**Task objective:** Scan the lines below; pull out those with "contact".

Dataset excerpt:
-=-=-

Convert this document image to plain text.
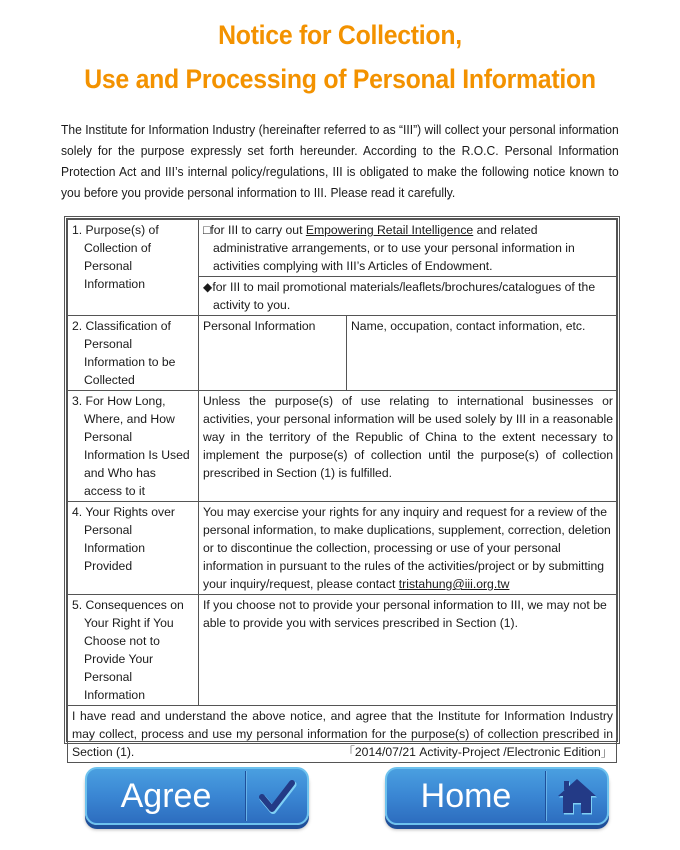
Notice for Collection,
Use and Processing of Personal Information
The Institute for Information Industry (hereinafter referred to as “III”) will collect your personal information solely for the purpose expressly set forth hereunder. According to the R.O.C. Personal Information Protection Act and III’s internal policy/regulations, III is obligated to make the following notice known to you before you provide personal information to III. Please read it carefully.
1. Purpose(s) of Collection of Personal Information	□for III to carry out Empowering Retail Intelligence and related administrative arrangements, or to use your personal information in activities complying with III’s Articles of Endowment.	

	◆for III to mail promotional materials/leaflets/brochures/catalogues of the activity to you.	

2. Classification of Personal Information to be Collected	Personal Information	Name, occupation, contact information, etc.

3. For How Long, Where, and How Personal Information Is Used and Who has access to it	Unless the purpose(s) of use relating to international businesses or activities, your personal information will be used solely by III in a reasonable way in the territory of the Republic of China to the extent necessary to implement the purpose(s) of collection until the purpose(s) of collection prescribed in Section (1) is fulfilled.	

4. Your Rights over Personal Information Provided	You may exercise your rights for any inquiry and request for a review of the personal information, to make duplications, supplement, correction, deletion or to discontinue the collection, processing or use of your personal information in pursuant to the rules of the activities/project or by submitting your inquiry/request, please contact tristahung@iii.org.tw	

5. Consequences on Your Right if You Choose not to Provide Your Personal Information	If you choose not to provide your personal information to III, we may not be able to provide you with services prescribed in Section (1).	
I have read and understand the above notice, and agree that the Institute for Information Industry may collect, process and use my personal information for the purpose(s) of collection prescribed in Section (1). 「2014/07/21 Activity-Project /Electronic Edition」		
Agree	Home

-=-=-

**Written solution:**
2. Classification of Personal Information to be Collected	Personal Information	Name, occupation, contact information, etc.
4. Your Rights over Personal Information Provided	You may exercise your rights for any inquiry and request for a review of the personal information, to make duplications, supplement, correction, deletion or to discontinue the collection, processing or use of your personal information in pursuant to the rules of the activities/project or by submitting your inquiry/request, please contact tristahung@iii.org.tw	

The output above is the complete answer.